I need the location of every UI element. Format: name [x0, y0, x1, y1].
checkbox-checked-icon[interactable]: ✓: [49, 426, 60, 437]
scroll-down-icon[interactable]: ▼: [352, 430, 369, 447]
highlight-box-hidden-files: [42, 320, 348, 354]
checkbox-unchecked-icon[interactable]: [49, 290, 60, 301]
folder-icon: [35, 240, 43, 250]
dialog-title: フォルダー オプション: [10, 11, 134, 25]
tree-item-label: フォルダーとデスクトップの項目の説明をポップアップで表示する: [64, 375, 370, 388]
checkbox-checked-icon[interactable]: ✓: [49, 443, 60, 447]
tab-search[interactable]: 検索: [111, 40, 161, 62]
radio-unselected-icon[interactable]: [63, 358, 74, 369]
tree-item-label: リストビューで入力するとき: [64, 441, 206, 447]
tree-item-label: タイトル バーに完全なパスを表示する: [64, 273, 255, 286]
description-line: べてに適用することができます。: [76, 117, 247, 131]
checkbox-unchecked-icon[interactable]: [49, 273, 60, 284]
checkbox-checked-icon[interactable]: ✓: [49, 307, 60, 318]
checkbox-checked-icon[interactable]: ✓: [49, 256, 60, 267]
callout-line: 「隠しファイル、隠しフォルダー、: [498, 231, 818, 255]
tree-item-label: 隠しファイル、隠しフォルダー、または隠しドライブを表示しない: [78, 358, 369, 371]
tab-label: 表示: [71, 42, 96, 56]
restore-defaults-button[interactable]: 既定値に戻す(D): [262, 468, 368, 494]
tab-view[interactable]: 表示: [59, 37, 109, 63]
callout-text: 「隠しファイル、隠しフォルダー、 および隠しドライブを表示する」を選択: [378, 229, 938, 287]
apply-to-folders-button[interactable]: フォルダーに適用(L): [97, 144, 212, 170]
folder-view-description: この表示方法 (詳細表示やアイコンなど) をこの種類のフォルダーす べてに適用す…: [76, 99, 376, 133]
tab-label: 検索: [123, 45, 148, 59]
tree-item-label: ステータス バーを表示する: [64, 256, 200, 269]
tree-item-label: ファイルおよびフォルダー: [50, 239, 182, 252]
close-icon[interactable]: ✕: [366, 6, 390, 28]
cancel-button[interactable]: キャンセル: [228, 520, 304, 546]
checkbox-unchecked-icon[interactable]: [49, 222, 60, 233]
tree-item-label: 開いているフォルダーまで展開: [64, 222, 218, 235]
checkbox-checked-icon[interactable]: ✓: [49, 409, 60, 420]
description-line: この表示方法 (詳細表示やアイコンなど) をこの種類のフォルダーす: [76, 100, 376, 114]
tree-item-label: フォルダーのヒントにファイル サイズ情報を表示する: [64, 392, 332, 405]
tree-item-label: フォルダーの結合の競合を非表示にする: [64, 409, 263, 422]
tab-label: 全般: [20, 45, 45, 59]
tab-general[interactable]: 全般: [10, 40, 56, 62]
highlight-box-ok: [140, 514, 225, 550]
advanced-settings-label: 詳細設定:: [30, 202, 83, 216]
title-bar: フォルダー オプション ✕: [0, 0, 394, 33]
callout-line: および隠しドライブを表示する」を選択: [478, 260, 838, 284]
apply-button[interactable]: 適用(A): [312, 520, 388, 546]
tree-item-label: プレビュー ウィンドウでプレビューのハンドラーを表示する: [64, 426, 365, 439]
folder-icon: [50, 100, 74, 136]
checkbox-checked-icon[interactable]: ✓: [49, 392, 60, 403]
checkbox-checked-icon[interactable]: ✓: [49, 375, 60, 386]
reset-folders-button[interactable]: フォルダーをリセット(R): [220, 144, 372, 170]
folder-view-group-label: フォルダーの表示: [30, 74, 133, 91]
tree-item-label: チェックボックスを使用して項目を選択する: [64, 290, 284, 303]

———

Put every line of the data above into a Markdown table with the columns "Row" and "Entry". Number the rows and leave out any blank lines.

#### Solution
| Row | Entry |
|---|---|
| 1 | I need the location of every UI element. Format: name [x0, y0, x1, y1]. |
| 2 | checkbox-checked-icon[interactable]: ✓: [49, 426, 60, 437] |
| 3 | scroll-down-icon[interactable]: ▼: [352, 430, 369, 447] |
| 4 | highlight-box-hidden-files: [42, 320, 348, 354] |
| 5 | checkbox-unchecked-icon[interactable]: [49, 290, 60, 301] |
| 6 | folder-icon: [35, 240, 43, 250] |
| 7 | dialog-title: フォルダー オプション: [10, 11, 134, 25] |
| 8 | tree-item-label: フォルダーとデスクトップの項目の説明をポップアップで表示する: [64, 375, 370, 388] |
| 9 | checkbox-checked-icon[interactable]: ✓: [49, 443, 60, 447] |
| 10 | tab-search[interactable]: 検索: [111, 40, 161, 62] |
| 11 | radio-unselected-icon[interactable]: [63, 358, 74, 369] |
| 12 | tree-item-label: リストビューで入力するとき: [64, 441, 206, 447] |
| 13 | tree-item-label: タイトル バーに完全なパスを表示する: [64, 273, 255, 286] |
| 14 | description-line: べてに適用することができます。: [76, 117, 247, 131] |
| 15 | checkbox-unchecked-icon[interactable]: [49, 273, 60, 284] |
| 16 | checkbox-checked-icon[interactable]: ✓: [49, 307, 60, 318] |
| 17 | checkbox-checked-icon[interactable]: ✓: [49, 256, 60, 267] |
| 18 | callout-line: 「隠しファイル、隠しフォルダー、: [498, 231, 818, 255] |
| 19 | tree-item-label: 隠しファイル、隠しフォルダー、または隠しドライブを表示しない: [78, 358, 369, 371] |
| 20 | tab-label: 表示: [71, 42, 96, 56] |
| 21 | restore-defaults-button[interactable]: 既定値に戻す(D): [262, 468, 368, 494] |
| 22 | tab-view[interactable]: 表示: [59, 37, 109, 63] |
| 23 | callout-text: 「隠しファイル、隠しフォルダー、 および隠しドライブを表示する」を選択: [378, 229, 938, 287] |
| 24 | apply-to-folders-button[interactable]: フォルダーに適用(L): [97, 144, 212, 170] |
| 25 | folder-view-description: この表示方法 (詳細表示やアイコンなど) をこの種類のフォルダーす べてに適用す…: [76, 99, 376, 133] |
| 26 | tab-label: 検索: [123, 45, 148, 59] |
| 27 | tree-item-label: ステータス バーを表示する: [64, 256, 200, 269] |
| 28 | tree-item-label: ファイルおよびフォルダー: [50, 239, 182, 252] |
| 29 | close-icon[interactable]: ✕: [366, 6, 390, 28] |
| 30 | cancel-button[interactable]: キャンセル: [228, 520, 304, 546] |
| 31 | checkbox-unchecked-icon[interactable]: [49, 222, 60, 233] |
| 32 | tree-item-label: 開いているフォルダーまで展開: [64, 222, 218, 235] |
| 33 | checkbox-checked-icon[interactable]: ✓: [49, 409, 60, 420] |
| 34 | description-line: この表示方法 (詳細表示やアイコンなど) をこの種類のフォルダーす: [76, 100, 376, 114] |
| 35 | tree-item-label: フォルダーのヒントにファイル サイズ情報を表示する: [64, 392, 332, 405] |
| 36 | tree-item-label: フォルダーの結合の競合を非表示にする: [64, 409, 263, 422] |
| 37 | tab-label: 全般: [20, 45, 45, 59] |
| 38 | tab-general[interactable]: 全般: [10, 40, 56, 62] |
| 39 | highlight-box-ok: [140, 514, 225, 550] |
| 40 | advanced-settings-label: 詳細設定:: [30, 202, 83, 216] |
| 41 | title-bar: フォルダー オプション ✕: [0, 0, 394, 33] |
| 42 | callout-line: および隠しドライブを表示する」を選択: [478, 260, 838, 284] |
| 43 | apply-button[interactable]: 適用(A): [312, 520, 388, 546] |
| 44 | tree-item-label: プレビュー ウィンドウでプレビューのハンドラーを表示する: [64, 426, 365, 439] |
| 45 | folder-icon: [50, 100, 74, 136] |
| 46 | checkbox-checked-icon[interactable]: ✓: [49, 392, 60, 403] |
| 47 | checkbox-checked-icon[interactable]: ✓: [49, 375, 60, 386] |
| 48 | reset-folders-button[interactable]: フォルダーをリセット(R): [220, 144, 372, 170] |
| 49 | folder-view-group-label: フォルダーの表示: [30, 74, 133, 91] |
| 50 | tree-item-label: チェックボックスを使用して項目を選択する: [64, 290, 284, 303] |